==== Texto citado

EMBRAFILME fue una institución clave en la historia del cine brasileño. La industria se acostumbró a un sistema de financiamiento que daba en bandeja recursos para hacer películas. Resulta fácil comprender entonces la desesperación generalizada que hubo una vez que, por decreto, se eliminó casi por completo cualquier posibilidad de producción cultural en el país. ¿Qué pasaría ahora que no habría ayuda gubernamental para hacer cine? ¿Recurrir a inversionistas privados? ¿Quién se arriesgaría? Con tantas preguntas sin respuestas, el futuro se veía negro.
Curiosamente, el duelo por la muerte de la estatal brasileña duró poco. En 1994, sólo 3 años después del fin de EMBRAFILME, dos películas dieron señales de que una actividad costosa y económicamente arriesgada podía desarrollarse sin el apoyo del Estado y en tiempos de vacas más que flacas. Carlota Joaquina de Carla Camurati y O Quatrilho de Fabio Barreto marcan lo que se conoce como A Retomada, término que habla de la cosecha de las primeras películas que se realizaron luego del cierre de EMBRAFILME. Estas cintas no sólo tenían el mérito de haber sido realizadas en condiciones especialmente adversas, sino también el de haber llevado una gran cantidad de público a las salas. Para mayor sorpresa aún, O Quatrilho fue nominada al Oscar como mejor película extranjera.
Gracias a una ley que permitía la inversión privada a través de incentivos fiscales, el cine brasileño consiguió renacer nuevamente. Paradójicamente, quienes comenzaron a producir no fue la vieja elite del cine, que básicamente se adjudicaba todo el dinero de EMBRAFILME, sino directores noveles, que en el período 94-98 realizaron una cantidad impresionante de óperas primas. Esto no necesariamente significó que el cine brasileño comenzara a ser realizado por "jóvenes", cosa que hasta hoy es una característica bastante peculiar de este renacimiento. En Brasil no existe un Matías Bize que con poco más de 20 años ya tiene dos películas lanzadas en el cine y con premios internacionales. La mayoría de los nuevos directores eran mayores de 30 años y contaban con una vasta experiencia ya sea en televisión o en la producción de cortometrajes. Por otro lado, la gran cantidad de películas realizadas por esos directores nuevos no significó un aumento de calidad. De hecho la mayoría de estas cintas son perfectamente olvidables.

========

## [Ejercicio escrito]
Responda según el texto sobre el cine brasileño:
(a) ¿De qué forma se eliminó casi por completo cualquier posibilidad de producción cultural en el país?
(b) ¿A qué premio fue nominada O Quatrilho?
(c) ¿Qué edad tenía la mayoría de los nuevos directores?

==== Conjunto de datos

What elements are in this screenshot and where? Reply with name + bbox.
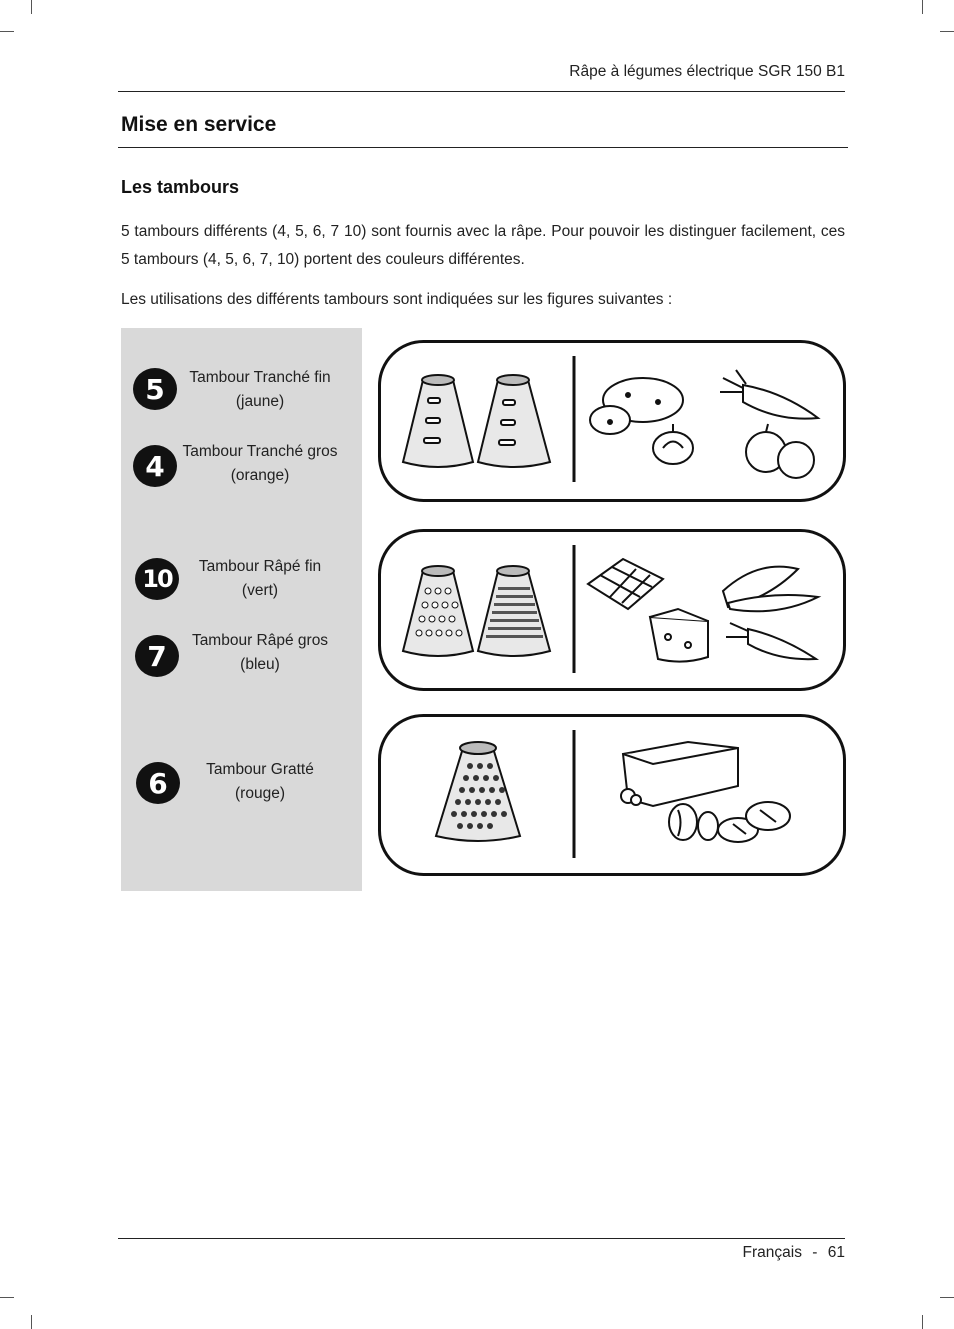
crop-mark bbox=[31, 0, 32, 14]
drum-number-badge: 5 bbox=[133, 368, 177, 410]
footer-separator: - bbox=[812, 1244, 818, 1261]
drum-legend-panel bbox=[121, 328, 362, 891]
figure-scraping-drum bbox=[378, 714, 846, 876]
crop-mark bbox=[0, 31, 14, 32]
running-header: Râpe à légumes électrique SGR 150 B1 bbox=[569, 63, 845, 80]
figure-grating-drums bbox=[378, 529, 846, 691]
header-rule bbox=[118, 91, 845, 92]
cheese-icon bbox=[650, 609, 708, 662]
footer-language: Français bbox=[742, 1244, 802, 1261]
footer-rule bbox=[118, 1238, 845, 1239]
legend-label: Tambour Tranché gros (orange) bbox=[182, 443, 338, 484]
crop-mark bbox=[940, 31, 954, 32]
drum-number-badge: 6 bbox=[136, 762, 180, 804]
crop-mark bbox=[922, 1315, 923, 1329]
section-rule bbox=[118, 147, 848, 148]
intro-paragraph: 5 tambours différents (4, 5, 6, 7 10) sont fournis avec la râpe. Pour pouvoir les distinguer facilement, ces 5 tambours (4, 5, 6, 7, 10) portent des couleurs différentes. bbox=[121, 223, 845, 268]
drum-number-badge: 10 bbox=[135, 558, 179, 600]
subsection-title: Les tambours bbox=[121, 177, 240, 197]
legend-label: Tambour Râpé gros (bleu) bbox=[191, 632, 329, 673]
drum-number-badge: 4 bbox=[133, 445, 177, 487]
crop-mark bbox=[940, 1297, 954, 1298]
page-number: 61 bbox=[827, 1244, 845, 1261]
crop-mark bbox=[922, 0, 923, 14]
section-title: Mise en service bbox=[121, 113, 277, 136]
crop-mark bbox=[31, 1315, 32, 1329]
usage-paragraph: Les utilisations des différents tambours sont indiquées sur les figures suivantes : bbox=[121, 291, 673, 308]
legend-label: Tambour Râpé fin (vert) bbox=[198, 558, 322, 599]
legend-label: Tambour Gratté (rouge) bbox=[206, 761, 314, 802]
crop-mark bbox=[0, 1297, 14, 1298]
page-footer bbox=[118, 1244, 845, 1262]
figure-slicing-drums bbox=[378, 340, 846, 502]
drum-number-badge: 7 bbox=[135, 635, 179, 677]
legend-label: Tambour Tranché fin (jaune) bbox=[189, 369, 331, 410]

========

## [En respuesta]
(a) Por decreto.
(b) Al Oscar como mejor película extranjera.
(c) Eran mayores de 30 años.